(A run of records)
◆ ◆ ◆
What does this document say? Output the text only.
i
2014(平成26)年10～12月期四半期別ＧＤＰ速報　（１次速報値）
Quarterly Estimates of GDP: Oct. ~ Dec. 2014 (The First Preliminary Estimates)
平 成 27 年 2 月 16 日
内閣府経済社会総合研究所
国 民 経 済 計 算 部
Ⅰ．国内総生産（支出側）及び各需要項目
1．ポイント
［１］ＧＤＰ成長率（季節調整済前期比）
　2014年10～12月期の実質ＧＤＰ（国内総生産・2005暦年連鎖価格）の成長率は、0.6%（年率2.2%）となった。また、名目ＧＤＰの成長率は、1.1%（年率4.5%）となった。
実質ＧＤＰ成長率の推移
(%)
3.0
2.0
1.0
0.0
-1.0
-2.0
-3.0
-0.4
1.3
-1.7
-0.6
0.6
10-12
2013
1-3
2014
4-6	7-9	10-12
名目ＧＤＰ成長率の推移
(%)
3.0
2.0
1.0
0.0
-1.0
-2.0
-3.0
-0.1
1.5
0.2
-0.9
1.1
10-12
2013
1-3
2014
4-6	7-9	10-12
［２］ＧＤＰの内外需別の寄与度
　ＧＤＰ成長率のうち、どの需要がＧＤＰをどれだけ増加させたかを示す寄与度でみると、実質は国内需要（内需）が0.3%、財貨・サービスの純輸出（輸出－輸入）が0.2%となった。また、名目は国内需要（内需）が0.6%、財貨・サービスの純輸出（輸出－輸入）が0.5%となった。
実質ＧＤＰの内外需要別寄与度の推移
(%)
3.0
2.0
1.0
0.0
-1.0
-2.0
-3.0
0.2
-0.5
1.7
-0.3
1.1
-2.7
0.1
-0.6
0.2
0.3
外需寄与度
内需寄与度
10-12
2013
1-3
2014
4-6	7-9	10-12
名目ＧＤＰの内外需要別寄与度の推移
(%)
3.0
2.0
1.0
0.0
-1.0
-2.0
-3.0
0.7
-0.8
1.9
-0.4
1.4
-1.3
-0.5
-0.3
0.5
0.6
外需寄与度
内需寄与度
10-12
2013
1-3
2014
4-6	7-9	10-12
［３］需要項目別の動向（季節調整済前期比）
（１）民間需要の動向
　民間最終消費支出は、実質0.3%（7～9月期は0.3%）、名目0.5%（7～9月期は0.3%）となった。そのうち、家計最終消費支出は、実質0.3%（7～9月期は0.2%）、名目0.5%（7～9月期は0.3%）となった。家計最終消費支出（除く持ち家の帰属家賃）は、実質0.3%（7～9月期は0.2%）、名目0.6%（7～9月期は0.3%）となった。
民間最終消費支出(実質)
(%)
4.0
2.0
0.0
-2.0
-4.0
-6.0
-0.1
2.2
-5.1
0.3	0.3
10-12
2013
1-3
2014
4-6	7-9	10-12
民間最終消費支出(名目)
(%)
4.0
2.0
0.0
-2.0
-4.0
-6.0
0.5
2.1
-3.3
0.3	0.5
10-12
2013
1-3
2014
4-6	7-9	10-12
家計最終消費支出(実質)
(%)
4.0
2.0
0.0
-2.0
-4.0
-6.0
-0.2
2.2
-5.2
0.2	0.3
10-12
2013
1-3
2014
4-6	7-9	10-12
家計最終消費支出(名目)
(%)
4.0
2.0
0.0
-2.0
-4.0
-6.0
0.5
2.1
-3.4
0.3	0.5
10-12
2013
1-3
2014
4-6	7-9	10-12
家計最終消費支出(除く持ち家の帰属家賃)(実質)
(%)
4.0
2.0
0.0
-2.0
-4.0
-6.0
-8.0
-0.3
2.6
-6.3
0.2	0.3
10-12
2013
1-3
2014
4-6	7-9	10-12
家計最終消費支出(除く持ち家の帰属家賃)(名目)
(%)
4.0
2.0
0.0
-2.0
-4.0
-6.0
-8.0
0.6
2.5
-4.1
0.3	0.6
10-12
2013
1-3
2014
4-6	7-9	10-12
◆ ◆ ◆
** The request **
Write an exact transcription of every entry above.

** Answer in full **
What does this document say? Output the text only.
i
2014(平成26)年10～12月期四半期別ＧＤＰ速報　（１次速報値）
Quarterly Estimates of GDP: Oct. ~ Dec. 2014 (The First Preliminary Estimates)
平 成 27 年 2 月 16 日
内閣府経済社会総合研究所
国 民 経 済 計 算 部
Ⅰ．国内総生産（支出側）及び各需要項目
1．ポイント
［１］ＧＤＰ成長率（季節調整済前期比）
　2014年10～12月期の実質ＧＤＰ（国内総生産・2005暦年連鎖価格）の成長率は、0.6%（年率2.2%）となった。また、名目ＧＤＰの成長率は、1.1%（年率4.5%）となった。
実質ＧＤＰ成長率の推移
(%)
3.0
2.0
1.0
0.0
-1.0
-2.0
-3.0
-0.4
1.3
-1.7
-0.6
0.6
10-12
2013
1-3
2014
4-6	7-9	10-12
名目ＧＤＰ成長率の推移
(%)
3.0
2.0
1.0
0.0
-1.0
-2.0
-3.0
-0.1
1.5
0.2
-0.9
1.1
10-12
2013
1-3
2014
4-6	7-9	10-12
［２］ＧＤＰの内外需別の寄与度
　ＧＤＰ成長率のうち、どの需要がＧＤＰをどれだけ増加させたかを示す寄与度でみると、実質は国内需要（内需）が0.3%、財貨・サービスの純輸出（輸出－輸入）が0.2%となった。また、名目は国内需要（内需）が0.6%、財貨・サービスの純輸出（輸出－輸入）が0.5%となった。
実質ＧＤＰの内外需要別寄与度の推移
(%)
3.0
2.0
1.0
0.0
-1.0
-2.0
-3.0
0.2
-0.5
1.7
-0.3
1.1
-2.7
0.1
-0.6
0.2
0.3
外需寄与度
内需寄与度
10-12
2013
1-3
2014
4-6	7-9	10-12
名目ＧＤＰの内外需要別寄与度の推移
(%)
3.0
2.0
1.0
0.0
-1.0
-2.0
-3.0
0.7
-0.8
1.9
-0.4
1.4
-1.3
-0.5
-0.3
0.5
0.6
外需寄与度
内需寄与度
10-12
2013
1-3
2014
4-6	7-9	10-12
［３］需要項目別の動向（季節調整済前期比）
（１）民間需要の動向
　民間最終消費支出は、実質0.3%（7～9月期は0.3%）、名目0.5%（7～9月期は0.3%）となった。そのうち、家計最終消費支出は、実質0.3%（7～9月期は0.2%）、名目0.5%（7～9月期は0.3%）となった。家計最終消費支出（除く持ち家の帰属家賃）は、実質0.3%（7～9月期は0.2%）、名目0.6%（7～9月期は0.3%）となった。
民間最終消費支出(実質)
(%)
4.0
2.0
0.0
-2.0
-4.0
-6.0
-0.1
2.2
-5.1
0.3	0.3
10-12
2013
1-3
2014
4-6	7-9	10-12
民間最終消費支出(名目)
(%)
4.0
2.0
0.0
-2.0
-4.0
-6.0
0.5
2.1
-3.3
0.3	0.5
10-12
2013
1-3
2014
4-6	7-9	10-12
家計最終消費支出(実質)
(%)
4.0
2.0
0.0
-2.0
-4.0
-6.0
-0.2
2.2
-5.2
0.2	0.3
10-12
2013
1-3
2014
4-6	7-9	10-12
家計最終消費支出(名目)
(%)
4.0
2.0
0.0
-2.0
-4.0
-6.0
0.5
2.1
-3.4
0.3	0.5
10-12
2013
1-3
2014
4-6	7-9	10-12
家計最終消費支出(除く持ち家の帰属家賃)(実質)
(%)
4.0
2.0
0.0
-2.0
-4.0
-6.0
-8.0
-0.3
2.6
-6.3
0.2	0.3
10-12
2013
1-3
2014
4-6	7-9	10-12
家計最終消費支出(除く持ち家の帰属家賃)(名目)
(%)
4.0
2.0
0.0
-2.0
-4.0
-6.0
-8.0
0.6
2.5
-4.1
0.3	0.6
10-12
2013
1-3
2014
4-6	7-9	10-12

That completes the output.